# ENTRIES SHOWN start
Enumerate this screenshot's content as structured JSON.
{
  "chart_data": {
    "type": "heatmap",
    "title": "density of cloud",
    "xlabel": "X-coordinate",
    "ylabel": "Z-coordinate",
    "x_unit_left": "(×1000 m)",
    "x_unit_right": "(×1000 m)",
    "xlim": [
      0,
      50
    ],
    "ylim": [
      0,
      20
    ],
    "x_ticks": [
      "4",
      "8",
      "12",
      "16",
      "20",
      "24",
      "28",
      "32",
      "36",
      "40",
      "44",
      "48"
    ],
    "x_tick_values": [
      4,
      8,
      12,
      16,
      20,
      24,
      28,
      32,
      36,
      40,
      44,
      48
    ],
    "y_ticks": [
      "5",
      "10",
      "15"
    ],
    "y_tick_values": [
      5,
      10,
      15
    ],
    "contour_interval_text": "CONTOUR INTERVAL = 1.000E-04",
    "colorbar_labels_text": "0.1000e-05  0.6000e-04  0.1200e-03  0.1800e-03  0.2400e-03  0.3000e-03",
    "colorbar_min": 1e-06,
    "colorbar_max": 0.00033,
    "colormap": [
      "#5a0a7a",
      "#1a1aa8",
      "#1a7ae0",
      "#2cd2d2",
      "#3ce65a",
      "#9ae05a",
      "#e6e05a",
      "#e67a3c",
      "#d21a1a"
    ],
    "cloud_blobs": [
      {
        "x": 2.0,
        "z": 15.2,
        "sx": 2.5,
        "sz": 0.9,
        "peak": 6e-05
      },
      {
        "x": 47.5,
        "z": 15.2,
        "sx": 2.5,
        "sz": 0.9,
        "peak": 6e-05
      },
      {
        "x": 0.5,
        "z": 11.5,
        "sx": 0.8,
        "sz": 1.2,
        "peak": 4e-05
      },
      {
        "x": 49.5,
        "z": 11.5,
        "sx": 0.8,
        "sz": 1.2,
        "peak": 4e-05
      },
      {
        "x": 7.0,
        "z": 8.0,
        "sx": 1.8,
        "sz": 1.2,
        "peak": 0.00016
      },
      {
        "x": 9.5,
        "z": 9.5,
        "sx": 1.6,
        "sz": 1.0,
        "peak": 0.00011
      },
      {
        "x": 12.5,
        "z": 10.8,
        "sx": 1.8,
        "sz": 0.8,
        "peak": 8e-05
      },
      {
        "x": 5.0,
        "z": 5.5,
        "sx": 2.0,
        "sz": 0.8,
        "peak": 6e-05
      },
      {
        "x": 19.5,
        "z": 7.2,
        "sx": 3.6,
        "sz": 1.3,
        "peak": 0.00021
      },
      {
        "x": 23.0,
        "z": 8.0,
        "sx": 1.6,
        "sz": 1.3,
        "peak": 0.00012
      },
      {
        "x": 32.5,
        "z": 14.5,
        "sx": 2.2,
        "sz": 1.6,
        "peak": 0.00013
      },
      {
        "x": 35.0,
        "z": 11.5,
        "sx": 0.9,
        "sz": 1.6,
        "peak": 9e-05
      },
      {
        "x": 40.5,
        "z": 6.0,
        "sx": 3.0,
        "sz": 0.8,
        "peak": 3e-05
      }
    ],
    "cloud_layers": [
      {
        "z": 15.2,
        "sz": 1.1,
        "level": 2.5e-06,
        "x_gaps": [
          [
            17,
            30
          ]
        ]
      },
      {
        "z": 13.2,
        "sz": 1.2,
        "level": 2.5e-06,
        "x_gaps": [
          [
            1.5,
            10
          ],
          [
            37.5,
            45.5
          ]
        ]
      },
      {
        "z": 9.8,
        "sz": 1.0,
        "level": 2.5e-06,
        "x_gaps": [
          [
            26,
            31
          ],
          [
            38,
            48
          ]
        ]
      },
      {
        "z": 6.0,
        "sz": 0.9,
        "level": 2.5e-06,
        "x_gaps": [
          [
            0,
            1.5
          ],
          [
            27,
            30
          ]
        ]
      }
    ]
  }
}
# ENTRIES SHOWN end
(GIVEN TASK): Copy out every line that includes the word "coordinate".

(CORRECT RESULT):
    "xlabel": "X-coordinate",
    "ylabel": "Z-coordinate",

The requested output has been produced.